-- START OF Entries provided --

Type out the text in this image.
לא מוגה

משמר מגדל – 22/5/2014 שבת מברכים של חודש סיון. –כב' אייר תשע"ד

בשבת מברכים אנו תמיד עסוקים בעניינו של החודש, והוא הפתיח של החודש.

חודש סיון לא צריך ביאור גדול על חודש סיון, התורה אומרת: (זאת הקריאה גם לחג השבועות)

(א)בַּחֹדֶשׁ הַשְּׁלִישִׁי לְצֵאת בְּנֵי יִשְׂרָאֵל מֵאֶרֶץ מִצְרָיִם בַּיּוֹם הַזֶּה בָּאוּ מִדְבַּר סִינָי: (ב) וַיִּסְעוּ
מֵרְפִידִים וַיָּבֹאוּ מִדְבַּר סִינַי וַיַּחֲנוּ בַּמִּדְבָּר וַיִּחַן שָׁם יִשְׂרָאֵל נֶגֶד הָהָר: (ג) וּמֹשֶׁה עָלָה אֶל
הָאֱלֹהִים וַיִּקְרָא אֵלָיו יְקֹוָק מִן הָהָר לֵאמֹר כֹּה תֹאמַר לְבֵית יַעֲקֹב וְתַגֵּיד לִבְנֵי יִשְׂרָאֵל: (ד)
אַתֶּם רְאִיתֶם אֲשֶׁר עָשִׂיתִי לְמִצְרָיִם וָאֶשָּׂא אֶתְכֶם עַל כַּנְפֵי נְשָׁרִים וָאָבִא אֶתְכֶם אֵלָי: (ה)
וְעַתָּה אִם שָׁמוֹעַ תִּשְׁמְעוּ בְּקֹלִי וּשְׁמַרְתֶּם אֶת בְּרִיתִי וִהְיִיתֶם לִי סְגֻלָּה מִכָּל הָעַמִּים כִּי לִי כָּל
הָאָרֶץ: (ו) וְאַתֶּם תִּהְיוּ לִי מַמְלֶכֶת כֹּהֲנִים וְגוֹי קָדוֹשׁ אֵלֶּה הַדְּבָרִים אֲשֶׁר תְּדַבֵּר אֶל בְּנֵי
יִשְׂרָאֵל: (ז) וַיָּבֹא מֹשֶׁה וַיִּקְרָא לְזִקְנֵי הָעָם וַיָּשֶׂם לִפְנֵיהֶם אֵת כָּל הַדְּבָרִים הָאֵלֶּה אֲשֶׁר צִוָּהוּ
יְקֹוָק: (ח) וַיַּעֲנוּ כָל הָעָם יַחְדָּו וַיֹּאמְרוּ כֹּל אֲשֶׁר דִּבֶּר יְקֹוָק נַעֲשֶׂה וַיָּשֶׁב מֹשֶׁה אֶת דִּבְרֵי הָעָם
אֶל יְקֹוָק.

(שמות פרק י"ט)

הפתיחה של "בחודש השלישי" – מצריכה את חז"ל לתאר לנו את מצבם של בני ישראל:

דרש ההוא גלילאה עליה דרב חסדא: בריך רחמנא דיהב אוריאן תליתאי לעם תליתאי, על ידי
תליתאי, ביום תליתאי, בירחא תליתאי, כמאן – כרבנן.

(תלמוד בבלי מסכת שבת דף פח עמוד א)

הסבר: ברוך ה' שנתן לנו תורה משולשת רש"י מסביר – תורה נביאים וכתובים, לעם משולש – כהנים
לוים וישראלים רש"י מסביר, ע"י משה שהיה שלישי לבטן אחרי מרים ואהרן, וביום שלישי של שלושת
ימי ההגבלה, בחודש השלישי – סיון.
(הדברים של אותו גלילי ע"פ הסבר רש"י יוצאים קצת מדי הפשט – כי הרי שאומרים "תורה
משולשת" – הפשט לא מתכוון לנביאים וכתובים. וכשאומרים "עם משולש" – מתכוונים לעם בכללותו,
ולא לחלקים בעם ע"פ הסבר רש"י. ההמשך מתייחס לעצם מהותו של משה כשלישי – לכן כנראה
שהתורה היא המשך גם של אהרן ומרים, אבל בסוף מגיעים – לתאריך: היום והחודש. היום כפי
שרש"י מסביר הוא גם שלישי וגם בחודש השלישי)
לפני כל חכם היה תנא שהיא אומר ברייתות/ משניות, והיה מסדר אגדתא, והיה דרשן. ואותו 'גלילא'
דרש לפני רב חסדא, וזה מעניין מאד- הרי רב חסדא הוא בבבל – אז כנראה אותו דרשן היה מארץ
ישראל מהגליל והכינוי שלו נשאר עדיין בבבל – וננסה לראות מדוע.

-- END OF Entries provided --

[Given instruction]:
Exactly as shown, repeat every record.

[Solution to this task]:
Type out the text in this image.
לא מוגה

משמר מגדל – 22/5/2014 שבת מברכים של חודש סיון. –כב' אייר תשע"ד

בשבת מברכים אנו תמיד עסוקים בעניינו של החודש, והוא הפתיח של החודש.

חודש סיון לא צריך ביאור גדול על חודש סיון, התורה אומרת: (זאת הקריאה גם לחג השבועות)

(א)בַּחֹדֶשׁ הַשְּׁלִישִׁי לְצֵאת בְּנֵי יִשְׂרָאֵל מֵאֶרֶץ מִצְרָיִם בַּיּוֹם הַזֶּה בָּאוּ מִדְבַּר סִינָי: (ב) וַיִּסְעוּ
מֵרְפִידִים וַיָּבֹאוּ מִדְבַּר סִינַי וַיַּחֲנוּ בַּמִּדְבָּר וַיִּחַן שָׁם יִשְׂרָאֵל נֶגֶד הָהָר: (ג) וּמֹשֶׁה עָלָה אֶל
הָאֱלֹהִים וַיִּקְרָא אֵלָיו יְקֹוָק מִן הָהָר לֵאמֹר כֹּה תֹאמַר לְבֵית יַעֲקֹב וְתַגֵּיד לִבְנֵי יִשְׂרָאֵל: (ד)
אַתֶּם רְאִיתֶם אֲשֶׁר עָשִׂיתִי לְמִצְרָיִם וָאֶשָּׂא אֶתְכֶם עַל כַּנְפֵי נְשָׁרִים וָאָבִא אֶתְכֶם אֵלָי: (ה)
וְעַתָּה אִם שָׁמוֹעַ תִּשְׁמְעוּ בְּקֹלִי וּשְׁמַרְתֶּם אֶת בְּרִיתִי וִהְיִיתֶם לִי סְגֻלָּה מִכָּל הָעַמִּים כִּי לִי כָּל
הָאָרֶץ: (ו) וְאַתֶּם תִּהְיוּ לִי מַמְלֶכֶת כֹּהֲנִים וְגוֹי קָדוֹשׁ אֵלֶּה הַדְּבָרִים אֲשֶׁר תְּדַבֵּר אֶל בְּנֵי
יִשְׂרָאֵל: (ז) וַיָּבֹא מֹשֶׁה וַיִּקְרָא לְזִקְנֵי הָעָם וַיָּשֶׂם לִפְנֵיהֶם אֵת כָּל הַדְּבָרִים הָאֵלֶּה אֲשֶׁר צִוָּהוּ
יְקֹוָק: (ח) וַיַּעֲנוּ כָל הָעָם יַחְדָּו וַיֹּאמְרוּ כֹּל אֲשֶׁר דִּבֶּר יְקֹוָק נַעֲשֶׂה וַיָּשֶׁב מֹשֶׁה אֶת דִּבְרֵי הָעָם
אֶל יְקֹוָק.

(שמות פרק י"ט)

הפתיחה של "בחודש השלישי" – מצריכה את חז"ל לתאר לנו את מצבם של בני ישראל:

דרש ההוא גלילאה עליה דרב חסדא: בריך רחמנא דיהב אוריאן תליתאי לעם תליתאי, על ידי
תליתאי, ביום תליתאי, בירחא תליתאי, כמאן – כרבנן.

(תלמוד בבלי מסכת שבת דף פח עמוד א)

הסבר: ברוך ה' שנתן לנו תורה משולשת רש"י מסביר – תורה נביאים וכתובים, לעם משולש – כהנים
לוים וישראלים רש"י מסביר, ע"י משה שהיה שלישי לבטן אחרי מרים ואהרן, וביום שלישי של שלושת
ימי ההגבלה, בחודש השלישי – סיון.
(הדברים של אותו גלילי ע"פ הסבר רש"י יוצאים קצת מדי הפשט – כי הרי שאומרים "תורה
משולשת" – הפשט לא מתכוון לנביאים וכתובים. וכשאומרים "עם משולש" – מתכוונים לעם בכללותו,
ולא לחלקים בעם ע"פ הסבר רש"י. ההמשך מתייחס לעצם מהותו של משה כשלישי – לכן כנראה
שהתורה היא המשך גם של אהרן ומרים, אבל בסוף מגיעים – לתאריך: היום והחודש. היום כפי
שרש"י מסביר הוא גם שלישי וגם בחודש השלישי)
לפני כל חכם היה תנא שהיא אומר ברייתות/ משניות, והיה מסדר אגדתא, והיה דרשן. ואותו 'גלילא'
דרש לפני רב חסדא, וזה מעניין מאד- הרי רב חסדא הוא בבבל – אז כנראה אותו דרשן היה מארץ
ישראל מהגליל והכינוי שלו נשאר עדיין בבבל – וננסה לראות מדוע.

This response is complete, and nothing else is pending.